▶ **WHAT THE EXERCISE ASKS**
Return every line of the data below that includes the string "signed".

## Start GIVEN DATA

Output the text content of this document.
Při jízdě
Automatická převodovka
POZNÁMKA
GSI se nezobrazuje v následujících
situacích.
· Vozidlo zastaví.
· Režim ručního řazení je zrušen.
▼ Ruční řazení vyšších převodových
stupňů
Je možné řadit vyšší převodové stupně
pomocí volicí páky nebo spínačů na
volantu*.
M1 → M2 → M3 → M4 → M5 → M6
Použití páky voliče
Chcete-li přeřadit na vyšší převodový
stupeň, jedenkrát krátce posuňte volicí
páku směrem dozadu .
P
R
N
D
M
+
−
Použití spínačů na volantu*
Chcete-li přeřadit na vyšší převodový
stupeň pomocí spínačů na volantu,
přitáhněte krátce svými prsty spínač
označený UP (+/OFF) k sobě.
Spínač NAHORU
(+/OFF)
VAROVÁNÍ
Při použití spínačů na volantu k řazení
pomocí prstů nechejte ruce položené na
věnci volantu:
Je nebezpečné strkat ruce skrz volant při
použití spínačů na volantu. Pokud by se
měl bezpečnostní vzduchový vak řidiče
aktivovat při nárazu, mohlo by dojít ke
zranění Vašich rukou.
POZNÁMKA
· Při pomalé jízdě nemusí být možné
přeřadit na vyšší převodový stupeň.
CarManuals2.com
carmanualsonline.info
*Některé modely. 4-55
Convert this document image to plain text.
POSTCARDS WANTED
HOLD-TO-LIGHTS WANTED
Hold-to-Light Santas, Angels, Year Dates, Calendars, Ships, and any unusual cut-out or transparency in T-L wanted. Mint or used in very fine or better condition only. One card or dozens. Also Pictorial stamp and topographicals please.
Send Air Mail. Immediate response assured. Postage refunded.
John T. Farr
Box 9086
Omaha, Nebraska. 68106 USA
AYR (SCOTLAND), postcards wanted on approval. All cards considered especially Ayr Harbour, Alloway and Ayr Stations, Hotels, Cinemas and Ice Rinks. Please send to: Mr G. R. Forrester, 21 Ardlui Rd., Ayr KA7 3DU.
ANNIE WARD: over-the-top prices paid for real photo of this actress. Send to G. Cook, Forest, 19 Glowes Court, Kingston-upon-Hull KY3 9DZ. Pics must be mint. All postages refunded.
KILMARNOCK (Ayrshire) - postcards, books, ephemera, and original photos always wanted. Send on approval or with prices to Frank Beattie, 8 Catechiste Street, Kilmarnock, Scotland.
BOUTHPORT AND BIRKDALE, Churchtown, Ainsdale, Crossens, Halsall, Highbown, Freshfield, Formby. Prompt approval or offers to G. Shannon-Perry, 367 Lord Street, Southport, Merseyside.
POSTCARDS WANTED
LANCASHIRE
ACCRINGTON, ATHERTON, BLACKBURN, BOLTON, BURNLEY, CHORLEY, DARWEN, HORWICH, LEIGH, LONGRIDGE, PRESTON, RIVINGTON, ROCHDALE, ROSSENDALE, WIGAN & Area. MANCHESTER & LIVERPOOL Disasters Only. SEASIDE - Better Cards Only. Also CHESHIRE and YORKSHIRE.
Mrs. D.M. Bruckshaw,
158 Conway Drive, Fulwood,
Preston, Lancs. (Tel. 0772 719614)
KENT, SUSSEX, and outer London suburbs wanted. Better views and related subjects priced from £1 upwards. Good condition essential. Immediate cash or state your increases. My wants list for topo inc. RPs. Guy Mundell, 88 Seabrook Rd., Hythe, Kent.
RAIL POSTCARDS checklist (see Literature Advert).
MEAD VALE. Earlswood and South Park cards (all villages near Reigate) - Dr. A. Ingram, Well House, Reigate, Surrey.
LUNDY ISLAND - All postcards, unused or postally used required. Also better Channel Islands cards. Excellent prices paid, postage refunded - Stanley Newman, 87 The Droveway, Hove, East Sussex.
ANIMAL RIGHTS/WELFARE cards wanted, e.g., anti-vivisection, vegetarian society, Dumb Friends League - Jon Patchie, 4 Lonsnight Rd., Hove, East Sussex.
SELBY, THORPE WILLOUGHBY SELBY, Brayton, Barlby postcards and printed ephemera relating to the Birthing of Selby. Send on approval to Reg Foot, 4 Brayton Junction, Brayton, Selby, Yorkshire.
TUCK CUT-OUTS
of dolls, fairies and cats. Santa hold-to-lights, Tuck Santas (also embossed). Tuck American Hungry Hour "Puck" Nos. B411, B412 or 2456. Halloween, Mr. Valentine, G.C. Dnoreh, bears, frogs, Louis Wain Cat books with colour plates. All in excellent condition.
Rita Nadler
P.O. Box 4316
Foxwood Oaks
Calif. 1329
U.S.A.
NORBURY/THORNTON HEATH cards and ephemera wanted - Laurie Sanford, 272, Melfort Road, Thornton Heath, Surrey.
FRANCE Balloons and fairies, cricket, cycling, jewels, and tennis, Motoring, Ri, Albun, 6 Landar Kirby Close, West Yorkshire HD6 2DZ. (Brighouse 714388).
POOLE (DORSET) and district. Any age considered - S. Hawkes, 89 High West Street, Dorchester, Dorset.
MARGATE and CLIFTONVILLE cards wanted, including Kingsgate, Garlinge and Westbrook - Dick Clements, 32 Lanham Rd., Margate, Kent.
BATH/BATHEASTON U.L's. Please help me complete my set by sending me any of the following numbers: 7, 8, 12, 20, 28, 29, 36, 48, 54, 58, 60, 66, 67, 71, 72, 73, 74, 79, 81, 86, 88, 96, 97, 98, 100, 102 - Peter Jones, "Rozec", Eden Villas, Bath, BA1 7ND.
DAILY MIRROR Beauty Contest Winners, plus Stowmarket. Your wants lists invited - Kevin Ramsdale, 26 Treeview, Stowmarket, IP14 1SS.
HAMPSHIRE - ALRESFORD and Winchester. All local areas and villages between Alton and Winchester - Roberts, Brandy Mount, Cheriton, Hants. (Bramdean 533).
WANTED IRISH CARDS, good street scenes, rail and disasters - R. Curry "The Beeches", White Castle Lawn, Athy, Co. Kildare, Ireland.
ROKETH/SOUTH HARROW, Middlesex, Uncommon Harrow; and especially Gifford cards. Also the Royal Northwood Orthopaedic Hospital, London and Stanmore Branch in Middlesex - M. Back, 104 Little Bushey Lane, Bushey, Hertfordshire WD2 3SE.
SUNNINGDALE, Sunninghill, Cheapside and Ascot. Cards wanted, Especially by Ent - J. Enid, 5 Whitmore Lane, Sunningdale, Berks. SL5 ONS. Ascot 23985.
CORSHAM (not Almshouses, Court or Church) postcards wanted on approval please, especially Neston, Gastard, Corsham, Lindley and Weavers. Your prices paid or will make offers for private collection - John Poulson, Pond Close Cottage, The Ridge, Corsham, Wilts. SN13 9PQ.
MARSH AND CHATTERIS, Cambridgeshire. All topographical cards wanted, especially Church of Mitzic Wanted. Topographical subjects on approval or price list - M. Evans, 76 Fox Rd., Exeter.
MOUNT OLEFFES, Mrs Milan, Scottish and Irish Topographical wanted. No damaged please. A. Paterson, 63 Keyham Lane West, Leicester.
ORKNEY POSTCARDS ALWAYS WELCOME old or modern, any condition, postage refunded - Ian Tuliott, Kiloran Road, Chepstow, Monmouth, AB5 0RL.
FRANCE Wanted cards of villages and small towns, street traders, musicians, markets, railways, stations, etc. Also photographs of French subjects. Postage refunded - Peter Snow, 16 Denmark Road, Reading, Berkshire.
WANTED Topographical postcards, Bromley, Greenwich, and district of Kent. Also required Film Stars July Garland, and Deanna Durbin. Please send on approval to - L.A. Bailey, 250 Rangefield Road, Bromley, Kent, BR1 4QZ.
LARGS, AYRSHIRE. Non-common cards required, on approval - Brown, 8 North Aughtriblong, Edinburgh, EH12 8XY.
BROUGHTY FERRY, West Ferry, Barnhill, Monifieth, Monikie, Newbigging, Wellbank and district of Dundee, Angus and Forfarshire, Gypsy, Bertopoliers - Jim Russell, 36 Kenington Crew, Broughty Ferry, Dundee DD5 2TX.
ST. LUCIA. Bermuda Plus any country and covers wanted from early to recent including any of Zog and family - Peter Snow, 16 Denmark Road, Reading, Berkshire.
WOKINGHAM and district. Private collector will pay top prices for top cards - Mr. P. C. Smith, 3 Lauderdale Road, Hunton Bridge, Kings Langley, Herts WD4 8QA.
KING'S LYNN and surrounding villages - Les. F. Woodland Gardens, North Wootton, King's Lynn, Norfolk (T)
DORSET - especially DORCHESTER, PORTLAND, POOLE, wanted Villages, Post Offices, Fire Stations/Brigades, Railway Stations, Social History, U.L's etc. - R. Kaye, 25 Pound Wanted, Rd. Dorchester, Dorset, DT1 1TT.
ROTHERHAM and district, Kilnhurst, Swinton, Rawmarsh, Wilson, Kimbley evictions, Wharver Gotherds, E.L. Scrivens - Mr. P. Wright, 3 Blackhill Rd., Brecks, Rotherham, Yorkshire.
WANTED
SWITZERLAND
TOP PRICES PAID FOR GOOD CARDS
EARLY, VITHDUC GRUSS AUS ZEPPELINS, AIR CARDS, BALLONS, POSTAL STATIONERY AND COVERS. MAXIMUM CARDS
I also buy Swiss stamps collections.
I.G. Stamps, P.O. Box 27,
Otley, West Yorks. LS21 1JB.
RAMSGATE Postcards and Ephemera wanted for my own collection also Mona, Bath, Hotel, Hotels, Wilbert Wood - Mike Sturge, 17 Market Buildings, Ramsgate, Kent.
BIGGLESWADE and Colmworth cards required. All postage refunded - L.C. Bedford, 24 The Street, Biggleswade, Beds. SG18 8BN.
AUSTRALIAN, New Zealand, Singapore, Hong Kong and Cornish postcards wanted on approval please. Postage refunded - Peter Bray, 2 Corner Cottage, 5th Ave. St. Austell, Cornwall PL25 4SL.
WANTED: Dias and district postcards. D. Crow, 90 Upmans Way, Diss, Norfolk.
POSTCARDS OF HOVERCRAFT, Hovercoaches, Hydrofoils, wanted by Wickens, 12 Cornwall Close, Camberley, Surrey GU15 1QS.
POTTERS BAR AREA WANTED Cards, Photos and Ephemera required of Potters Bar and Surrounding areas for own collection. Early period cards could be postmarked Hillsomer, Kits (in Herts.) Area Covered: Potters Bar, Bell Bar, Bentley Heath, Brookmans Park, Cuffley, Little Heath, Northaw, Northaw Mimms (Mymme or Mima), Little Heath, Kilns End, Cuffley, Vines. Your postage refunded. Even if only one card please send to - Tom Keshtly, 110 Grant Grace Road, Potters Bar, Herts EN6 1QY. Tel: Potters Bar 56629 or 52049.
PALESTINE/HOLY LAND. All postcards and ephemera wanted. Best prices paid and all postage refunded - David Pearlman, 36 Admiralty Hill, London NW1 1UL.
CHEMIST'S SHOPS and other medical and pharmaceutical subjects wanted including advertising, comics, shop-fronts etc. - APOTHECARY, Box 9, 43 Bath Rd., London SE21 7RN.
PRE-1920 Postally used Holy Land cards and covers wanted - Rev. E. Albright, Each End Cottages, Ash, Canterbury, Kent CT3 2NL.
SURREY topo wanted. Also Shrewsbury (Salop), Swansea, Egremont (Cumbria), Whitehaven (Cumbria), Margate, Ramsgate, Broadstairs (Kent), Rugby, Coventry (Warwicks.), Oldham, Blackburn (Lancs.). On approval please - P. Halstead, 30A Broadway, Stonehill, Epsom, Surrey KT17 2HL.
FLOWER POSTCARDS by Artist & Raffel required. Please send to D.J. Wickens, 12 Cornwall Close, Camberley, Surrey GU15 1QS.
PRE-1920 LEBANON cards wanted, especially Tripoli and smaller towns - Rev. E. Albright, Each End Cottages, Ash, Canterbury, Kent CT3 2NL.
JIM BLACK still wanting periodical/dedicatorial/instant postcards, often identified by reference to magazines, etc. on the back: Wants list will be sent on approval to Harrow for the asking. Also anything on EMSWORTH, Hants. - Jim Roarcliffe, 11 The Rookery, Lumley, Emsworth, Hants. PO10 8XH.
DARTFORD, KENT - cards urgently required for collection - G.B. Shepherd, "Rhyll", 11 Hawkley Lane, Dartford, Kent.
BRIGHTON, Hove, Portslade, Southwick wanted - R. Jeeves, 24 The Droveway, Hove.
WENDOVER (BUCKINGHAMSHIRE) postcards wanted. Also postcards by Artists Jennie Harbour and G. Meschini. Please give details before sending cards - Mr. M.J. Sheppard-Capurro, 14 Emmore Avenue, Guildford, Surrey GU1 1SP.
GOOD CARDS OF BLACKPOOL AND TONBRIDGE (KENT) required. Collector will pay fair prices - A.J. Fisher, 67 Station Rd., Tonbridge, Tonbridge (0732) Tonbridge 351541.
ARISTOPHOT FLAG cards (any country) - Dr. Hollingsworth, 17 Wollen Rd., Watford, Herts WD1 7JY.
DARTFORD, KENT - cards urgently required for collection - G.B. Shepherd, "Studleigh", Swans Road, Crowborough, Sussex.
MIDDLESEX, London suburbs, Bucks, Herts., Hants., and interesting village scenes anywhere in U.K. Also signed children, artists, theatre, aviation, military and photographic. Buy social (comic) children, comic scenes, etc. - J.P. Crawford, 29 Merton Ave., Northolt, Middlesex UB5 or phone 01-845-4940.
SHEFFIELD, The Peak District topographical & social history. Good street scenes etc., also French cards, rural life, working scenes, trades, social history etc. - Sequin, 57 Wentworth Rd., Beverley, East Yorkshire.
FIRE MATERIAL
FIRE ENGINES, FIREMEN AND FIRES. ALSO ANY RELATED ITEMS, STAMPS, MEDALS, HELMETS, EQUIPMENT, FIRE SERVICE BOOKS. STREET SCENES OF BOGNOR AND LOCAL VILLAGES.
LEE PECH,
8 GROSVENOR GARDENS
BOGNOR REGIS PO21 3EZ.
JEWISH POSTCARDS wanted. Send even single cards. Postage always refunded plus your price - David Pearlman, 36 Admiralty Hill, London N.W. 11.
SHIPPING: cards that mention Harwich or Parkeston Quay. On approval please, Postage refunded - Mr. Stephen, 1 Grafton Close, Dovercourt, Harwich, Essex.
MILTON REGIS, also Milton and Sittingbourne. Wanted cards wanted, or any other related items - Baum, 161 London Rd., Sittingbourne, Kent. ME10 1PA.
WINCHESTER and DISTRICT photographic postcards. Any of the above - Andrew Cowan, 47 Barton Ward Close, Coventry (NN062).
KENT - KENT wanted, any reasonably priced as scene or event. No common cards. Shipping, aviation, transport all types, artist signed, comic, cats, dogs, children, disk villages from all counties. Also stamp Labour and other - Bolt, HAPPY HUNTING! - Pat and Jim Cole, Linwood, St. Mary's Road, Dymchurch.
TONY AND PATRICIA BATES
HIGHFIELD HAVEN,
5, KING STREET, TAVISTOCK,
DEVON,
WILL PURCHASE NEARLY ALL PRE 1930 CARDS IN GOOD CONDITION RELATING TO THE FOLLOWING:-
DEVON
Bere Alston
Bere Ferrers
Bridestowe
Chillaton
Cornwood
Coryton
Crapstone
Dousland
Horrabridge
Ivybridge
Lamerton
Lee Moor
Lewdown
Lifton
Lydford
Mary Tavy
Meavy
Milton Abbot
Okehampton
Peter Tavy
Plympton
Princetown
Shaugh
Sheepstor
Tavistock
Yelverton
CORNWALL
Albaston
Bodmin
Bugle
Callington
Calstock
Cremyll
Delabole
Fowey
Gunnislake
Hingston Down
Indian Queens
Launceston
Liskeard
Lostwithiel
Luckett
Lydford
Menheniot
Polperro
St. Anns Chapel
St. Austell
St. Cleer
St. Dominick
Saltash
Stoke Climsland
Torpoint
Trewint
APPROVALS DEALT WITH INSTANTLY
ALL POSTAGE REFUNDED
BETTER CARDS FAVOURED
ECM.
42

## End GIVEN DATA

▶ **REPLY**
MIDDLESEX, London suburbs, Bucks, Herts., Hants., and interesting village scenes anywhere in U.K. Also signed children, artists, theatre, aviation, military and photographic. Buy social (comic) children, comic scenes, etc. - J.P. Crawford, 29 Merton Ave., Northolt, Middlesex UB5 or phone 01-845-4940.
KENT - KENT wanted, any reasonably priced as scene or event. No common cards. Shipping, aviation, transport all types, artist signed, comic, cats, dogs, children, disk villages from all counties. Also stamp Labour and other - Bolt, HAPPY HUNTING! - Pat and Jim Cole, Linwood, St. Mary's Road, Dymchurch.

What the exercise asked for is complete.